Records for processing -

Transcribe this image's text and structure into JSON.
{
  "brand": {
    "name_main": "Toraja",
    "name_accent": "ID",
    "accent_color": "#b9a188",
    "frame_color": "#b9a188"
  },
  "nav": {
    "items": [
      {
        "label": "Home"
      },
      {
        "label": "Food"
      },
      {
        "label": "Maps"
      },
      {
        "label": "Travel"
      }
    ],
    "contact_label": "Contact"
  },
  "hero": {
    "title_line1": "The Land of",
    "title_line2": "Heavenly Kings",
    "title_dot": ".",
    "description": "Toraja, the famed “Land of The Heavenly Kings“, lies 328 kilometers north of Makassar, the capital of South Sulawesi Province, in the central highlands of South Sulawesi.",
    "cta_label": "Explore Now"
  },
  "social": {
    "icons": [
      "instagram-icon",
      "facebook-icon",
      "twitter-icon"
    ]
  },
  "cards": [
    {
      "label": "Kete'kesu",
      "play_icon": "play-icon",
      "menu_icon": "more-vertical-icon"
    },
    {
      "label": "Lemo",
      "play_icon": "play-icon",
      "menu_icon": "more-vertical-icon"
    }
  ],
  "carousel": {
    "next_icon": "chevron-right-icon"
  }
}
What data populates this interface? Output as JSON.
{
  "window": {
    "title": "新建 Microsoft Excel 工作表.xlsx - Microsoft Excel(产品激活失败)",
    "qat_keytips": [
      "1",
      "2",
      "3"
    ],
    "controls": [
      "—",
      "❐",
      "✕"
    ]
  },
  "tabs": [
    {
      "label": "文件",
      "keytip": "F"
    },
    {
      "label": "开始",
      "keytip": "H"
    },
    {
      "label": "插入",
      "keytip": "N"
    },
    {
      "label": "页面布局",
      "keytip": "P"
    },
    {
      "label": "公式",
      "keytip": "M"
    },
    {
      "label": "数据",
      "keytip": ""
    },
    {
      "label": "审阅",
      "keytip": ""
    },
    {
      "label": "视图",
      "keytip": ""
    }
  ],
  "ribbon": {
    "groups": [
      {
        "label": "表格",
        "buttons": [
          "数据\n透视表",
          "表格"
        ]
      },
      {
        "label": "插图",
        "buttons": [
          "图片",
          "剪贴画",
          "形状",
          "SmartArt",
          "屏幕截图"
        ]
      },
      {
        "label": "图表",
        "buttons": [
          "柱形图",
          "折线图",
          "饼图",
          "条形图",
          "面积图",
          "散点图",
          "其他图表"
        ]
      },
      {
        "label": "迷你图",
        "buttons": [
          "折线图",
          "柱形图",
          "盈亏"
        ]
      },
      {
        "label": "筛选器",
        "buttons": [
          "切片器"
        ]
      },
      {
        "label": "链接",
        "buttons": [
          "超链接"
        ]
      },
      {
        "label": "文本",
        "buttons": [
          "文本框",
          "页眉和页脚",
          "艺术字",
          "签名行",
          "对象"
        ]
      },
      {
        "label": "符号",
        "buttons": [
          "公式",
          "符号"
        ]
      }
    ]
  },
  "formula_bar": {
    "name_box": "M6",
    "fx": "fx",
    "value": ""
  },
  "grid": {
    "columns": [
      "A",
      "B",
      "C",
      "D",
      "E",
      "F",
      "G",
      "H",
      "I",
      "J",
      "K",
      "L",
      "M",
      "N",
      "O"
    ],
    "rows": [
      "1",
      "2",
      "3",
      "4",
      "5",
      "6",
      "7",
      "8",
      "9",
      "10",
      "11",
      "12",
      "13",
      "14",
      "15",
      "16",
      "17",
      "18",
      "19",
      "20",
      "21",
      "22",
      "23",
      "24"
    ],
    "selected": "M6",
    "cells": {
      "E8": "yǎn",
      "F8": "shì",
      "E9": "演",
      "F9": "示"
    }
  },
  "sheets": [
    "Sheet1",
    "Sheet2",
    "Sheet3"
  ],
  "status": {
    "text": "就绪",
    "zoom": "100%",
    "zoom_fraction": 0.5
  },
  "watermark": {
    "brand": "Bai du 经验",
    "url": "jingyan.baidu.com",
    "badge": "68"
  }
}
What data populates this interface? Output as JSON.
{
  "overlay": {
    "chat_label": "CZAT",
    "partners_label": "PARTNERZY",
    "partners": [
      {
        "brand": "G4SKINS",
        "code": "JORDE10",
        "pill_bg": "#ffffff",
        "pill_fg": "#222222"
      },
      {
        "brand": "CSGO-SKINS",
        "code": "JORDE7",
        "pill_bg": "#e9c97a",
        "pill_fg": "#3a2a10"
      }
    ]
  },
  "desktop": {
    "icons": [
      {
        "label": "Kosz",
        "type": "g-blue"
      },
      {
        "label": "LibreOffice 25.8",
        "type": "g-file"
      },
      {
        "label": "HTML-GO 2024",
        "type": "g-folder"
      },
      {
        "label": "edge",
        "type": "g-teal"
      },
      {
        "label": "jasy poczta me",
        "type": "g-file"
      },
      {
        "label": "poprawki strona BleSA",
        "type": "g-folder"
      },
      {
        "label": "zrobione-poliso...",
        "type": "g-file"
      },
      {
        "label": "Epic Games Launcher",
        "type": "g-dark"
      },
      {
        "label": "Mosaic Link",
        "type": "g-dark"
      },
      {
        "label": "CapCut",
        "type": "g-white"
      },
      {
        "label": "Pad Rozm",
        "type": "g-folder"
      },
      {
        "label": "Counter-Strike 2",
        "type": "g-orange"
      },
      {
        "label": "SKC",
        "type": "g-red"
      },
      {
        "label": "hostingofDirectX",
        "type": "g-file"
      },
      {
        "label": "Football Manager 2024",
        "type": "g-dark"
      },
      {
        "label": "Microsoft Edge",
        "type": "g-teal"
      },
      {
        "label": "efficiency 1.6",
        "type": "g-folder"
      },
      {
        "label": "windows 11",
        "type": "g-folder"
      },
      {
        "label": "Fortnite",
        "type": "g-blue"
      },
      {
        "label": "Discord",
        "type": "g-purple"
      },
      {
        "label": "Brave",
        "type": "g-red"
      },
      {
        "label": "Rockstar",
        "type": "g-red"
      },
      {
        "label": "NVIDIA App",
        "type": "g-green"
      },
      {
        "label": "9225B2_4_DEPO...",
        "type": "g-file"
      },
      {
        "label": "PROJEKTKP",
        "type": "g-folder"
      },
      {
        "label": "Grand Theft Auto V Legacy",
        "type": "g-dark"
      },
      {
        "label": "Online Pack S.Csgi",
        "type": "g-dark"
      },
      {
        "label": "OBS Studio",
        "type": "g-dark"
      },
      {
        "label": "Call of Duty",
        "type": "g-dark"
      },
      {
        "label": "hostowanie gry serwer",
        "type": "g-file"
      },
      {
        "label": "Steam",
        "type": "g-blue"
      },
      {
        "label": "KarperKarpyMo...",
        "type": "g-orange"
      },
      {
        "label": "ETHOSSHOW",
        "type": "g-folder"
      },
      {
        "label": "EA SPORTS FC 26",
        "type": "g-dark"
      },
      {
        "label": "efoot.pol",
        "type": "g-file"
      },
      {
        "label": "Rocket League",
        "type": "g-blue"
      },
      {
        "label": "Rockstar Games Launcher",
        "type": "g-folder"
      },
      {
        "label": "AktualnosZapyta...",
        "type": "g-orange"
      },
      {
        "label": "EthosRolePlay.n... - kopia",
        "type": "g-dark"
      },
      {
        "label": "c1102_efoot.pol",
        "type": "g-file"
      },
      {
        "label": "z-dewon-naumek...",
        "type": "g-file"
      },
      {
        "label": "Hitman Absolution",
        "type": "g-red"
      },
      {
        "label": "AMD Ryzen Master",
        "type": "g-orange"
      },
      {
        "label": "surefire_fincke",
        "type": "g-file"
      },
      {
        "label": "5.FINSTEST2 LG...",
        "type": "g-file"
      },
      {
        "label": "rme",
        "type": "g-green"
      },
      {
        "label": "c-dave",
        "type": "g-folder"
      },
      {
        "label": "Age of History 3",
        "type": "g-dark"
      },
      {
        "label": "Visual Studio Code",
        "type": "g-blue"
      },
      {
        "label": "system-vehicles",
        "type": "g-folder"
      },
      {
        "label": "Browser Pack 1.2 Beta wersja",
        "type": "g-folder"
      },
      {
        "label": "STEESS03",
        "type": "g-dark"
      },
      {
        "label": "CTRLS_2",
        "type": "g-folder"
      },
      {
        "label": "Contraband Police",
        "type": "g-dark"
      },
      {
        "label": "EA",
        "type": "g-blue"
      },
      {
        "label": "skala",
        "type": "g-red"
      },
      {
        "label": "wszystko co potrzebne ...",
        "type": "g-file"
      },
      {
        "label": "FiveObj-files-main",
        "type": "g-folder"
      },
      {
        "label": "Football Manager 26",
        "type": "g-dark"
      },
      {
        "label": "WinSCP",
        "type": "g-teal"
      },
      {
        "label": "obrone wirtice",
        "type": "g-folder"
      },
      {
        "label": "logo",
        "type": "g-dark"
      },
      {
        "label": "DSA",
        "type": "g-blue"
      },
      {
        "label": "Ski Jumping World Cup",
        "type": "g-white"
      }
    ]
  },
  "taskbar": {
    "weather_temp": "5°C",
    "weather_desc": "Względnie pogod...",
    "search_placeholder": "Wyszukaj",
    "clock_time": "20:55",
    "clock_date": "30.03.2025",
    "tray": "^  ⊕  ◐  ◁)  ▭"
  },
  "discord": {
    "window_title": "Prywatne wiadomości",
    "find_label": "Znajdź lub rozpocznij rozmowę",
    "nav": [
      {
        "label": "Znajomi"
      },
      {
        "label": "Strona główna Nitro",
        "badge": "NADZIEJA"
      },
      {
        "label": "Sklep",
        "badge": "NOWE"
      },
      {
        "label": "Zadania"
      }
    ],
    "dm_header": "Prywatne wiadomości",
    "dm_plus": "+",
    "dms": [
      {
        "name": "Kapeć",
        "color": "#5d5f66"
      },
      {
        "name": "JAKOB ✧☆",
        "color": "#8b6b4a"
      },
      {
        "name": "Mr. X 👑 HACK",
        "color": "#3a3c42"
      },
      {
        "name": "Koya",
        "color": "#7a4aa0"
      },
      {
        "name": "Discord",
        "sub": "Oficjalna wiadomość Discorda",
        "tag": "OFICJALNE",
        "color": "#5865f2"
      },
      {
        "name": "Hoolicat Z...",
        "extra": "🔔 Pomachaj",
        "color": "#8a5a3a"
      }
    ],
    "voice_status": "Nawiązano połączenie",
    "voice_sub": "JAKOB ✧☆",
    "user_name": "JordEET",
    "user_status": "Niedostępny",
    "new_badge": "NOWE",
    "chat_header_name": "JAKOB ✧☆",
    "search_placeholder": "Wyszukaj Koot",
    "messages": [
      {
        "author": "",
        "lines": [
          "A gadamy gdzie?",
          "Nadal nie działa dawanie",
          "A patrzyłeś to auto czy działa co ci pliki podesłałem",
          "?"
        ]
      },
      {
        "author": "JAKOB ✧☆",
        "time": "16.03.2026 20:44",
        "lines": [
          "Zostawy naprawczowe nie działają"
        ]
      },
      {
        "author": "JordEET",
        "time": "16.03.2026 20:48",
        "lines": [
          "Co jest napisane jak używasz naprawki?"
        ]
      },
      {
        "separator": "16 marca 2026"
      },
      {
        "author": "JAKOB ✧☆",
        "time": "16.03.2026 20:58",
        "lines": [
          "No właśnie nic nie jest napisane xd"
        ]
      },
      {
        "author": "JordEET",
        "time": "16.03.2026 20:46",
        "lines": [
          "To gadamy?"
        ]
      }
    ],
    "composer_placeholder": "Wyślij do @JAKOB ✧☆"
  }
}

Written instruction -
Count how many lines in the data above hold the string "Rockstar", and give the number with no other words.

Expected answer -
2